STUDY TEXT below:

    The gift of birth,
    Existence itself, weighs heavy on our brow
    Ignoring leads to ignorance, embarrassed by our proud
    Uncompromising crow, “I control my life,” despite all facts seen now.
    So chant to lighten, take shelter of the Name, release is so simple You’ll not be bewildered again.

    Our Father awaits all of us, but not in a lonely quiet room.

    I feel rude breaking into your sadness, but some how it seems to be my job as you are so kindly sharing it with me. It is all Krishna’s arrangement, in conjunction with our choices.

  3. When I go to work today and pass familiar people and places you describe; I will see them through different eyes. I once found a journal of someone long since gone in an abandoned warehouse. Your stories here remind me of reading it, and piecing together the sadness that person wrote about.
    Thank you both for sharing. This couldn’t be better written.

End of STUDY TEXT.
RECORDS PROVIDED below:

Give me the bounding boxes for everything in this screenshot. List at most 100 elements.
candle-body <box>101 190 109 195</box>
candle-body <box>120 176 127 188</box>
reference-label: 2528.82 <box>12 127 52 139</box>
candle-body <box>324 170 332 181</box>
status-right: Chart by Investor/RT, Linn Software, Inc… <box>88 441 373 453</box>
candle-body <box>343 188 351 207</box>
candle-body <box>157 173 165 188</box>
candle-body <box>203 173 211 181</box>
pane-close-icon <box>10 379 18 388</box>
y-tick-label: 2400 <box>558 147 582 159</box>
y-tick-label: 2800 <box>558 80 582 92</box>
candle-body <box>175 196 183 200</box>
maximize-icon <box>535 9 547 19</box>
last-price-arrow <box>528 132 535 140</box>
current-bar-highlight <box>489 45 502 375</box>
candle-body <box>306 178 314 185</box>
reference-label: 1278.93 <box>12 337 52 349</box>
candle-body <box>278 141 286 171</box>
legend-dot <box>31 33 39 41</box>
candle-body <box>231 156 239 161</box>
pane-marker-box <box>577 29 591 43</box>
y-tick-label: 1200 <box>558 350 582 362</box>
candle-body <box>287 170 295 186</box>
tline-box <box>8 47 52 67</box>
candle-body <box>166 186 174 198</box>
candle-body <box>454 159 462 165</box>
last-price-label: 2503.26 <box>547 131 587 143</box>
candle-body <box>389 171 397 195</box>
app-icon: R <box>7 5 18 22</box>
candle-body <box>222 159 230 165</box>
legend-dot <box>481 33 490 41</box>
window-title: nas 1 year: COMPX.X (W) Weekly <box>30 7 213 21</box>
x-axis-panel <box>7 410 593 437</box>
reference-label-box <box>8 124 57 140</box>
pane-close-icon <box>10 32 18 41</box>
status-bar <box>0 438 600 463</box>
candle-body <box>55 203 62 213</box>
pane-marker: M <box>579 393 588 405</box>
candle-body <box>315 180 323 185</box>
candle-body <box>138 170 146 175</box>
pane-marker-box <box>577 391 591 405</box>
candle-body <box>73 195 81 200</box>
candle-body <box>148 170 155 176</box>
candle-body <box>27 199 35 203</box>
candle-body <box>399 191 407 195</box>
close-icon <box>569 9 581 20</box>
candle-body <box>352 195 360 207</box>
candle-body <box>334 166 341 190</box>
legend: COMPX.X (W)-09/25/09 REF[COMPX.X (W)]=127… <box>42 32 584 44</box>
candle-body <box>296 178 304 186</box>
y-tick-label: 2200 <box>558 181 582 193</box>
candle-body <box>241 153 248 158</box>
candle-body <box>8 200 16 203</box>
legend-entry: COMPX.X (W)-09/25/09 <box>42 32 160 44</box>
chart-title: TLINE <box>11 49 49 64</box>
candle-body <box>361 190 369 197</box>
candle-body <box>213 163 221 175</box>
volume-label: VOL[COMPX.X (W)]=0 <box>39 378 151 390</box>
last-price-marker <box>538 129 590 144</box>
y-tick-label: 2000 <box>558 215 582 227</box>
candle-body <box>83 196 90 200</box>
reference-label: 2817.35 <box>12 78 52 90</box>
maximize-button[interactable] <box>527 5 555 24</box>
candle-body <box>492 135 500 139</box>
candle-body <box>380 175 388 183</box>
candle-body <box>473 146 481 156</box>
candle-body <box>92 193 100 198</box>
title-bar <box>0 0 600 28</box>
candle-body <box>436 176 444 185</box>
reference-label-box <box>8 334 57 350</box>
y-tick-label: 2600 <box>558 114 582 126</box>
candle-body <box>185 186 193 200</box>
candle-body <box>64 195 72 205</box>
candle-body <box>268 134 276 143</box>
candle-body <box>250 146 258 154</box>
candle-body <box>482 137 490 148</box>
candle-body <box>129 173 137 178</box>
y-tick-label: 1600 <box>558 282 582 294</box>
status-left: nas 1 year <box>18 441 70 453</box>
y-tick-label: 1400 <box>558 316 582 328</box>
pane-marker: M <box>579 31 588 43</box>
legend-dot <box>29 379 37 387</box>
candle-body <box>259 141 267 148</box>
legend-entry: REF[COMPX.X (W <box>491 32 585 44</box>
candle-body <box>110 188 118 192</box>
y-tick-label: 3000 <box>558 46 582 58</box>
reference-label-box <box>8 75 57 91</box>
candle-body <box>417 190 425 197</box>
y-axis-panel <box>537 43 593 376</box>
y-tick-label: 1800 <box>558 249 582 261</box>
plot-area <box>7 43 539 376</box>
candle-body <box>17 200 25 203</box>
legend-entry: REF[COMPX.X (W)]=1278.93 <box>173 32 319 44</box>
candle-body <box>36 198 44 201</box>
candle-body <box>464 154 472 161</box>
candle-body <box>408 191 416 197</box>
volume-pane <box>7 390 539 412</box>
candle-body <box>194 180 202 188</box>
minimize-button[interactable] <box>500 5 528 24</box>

End of RECORDS PROVIDED.

- TASKS TO CARRY OUT -
1. Answer these about the comment text, one line each:
(a) According to the poem, who awaits all of us, and where will that not be?
(b) In the comment beginning "I feel rude breaking into your sadness," what is everything said to be?
(c) Where did the commenter find the journal of someone long since gone?
2. Extend the comment text from its last sentence, "This couldn't be better written."

- ACTIVITY ANSWERS -
1.
(a) Our Father; not in a lonely quiet room.
(b) Krishna's arrangement, in conjunction with our choices.
(c) In an abandoned warehouse.

2.
  4. First off, thank you, Werner, for permitting Chris to share this very personal and painful part of your life with us. And thank you, Chris, for being brave enough to do so. Yes, you write to assuage your pain, but you don’t necessarily have to share it with strangers. Thank you, both, for your courage.

    >She looks tired, and she can clearly sense the heaviness of this mission for us. She is kind and seems sad herself.
    – The manager’s reaction to you both was the first thing in both these posts that made me feel good.

    >She looks at us compassionately with watery, searching eyes and tells us to stay as long as we like, and she turns and walks back down the long sterile hall.
    – I liked this lady even more with this sentence. She’s tired, she’s been through this drill before, all her clients are strangers, yet she felt for you two. She is rich in ways I hope she realises.

    >All of the people we’ve spoken with thus far in this place where he lived have been kind and encouraging,
    – Another line that made me feel good. Goodness knows these traits are exactly what you both needed. And yet, not everyone is lucky to be afforded them.

    >which feels slightly unexpected.
    – Whew. I’m glad you noticed, too. I am often accused by some of being a sap when I notice and comment on such compassion. Quite a few people I know seem to expect the lack of caring; so much so, they barely feel the goodness when it comes their way.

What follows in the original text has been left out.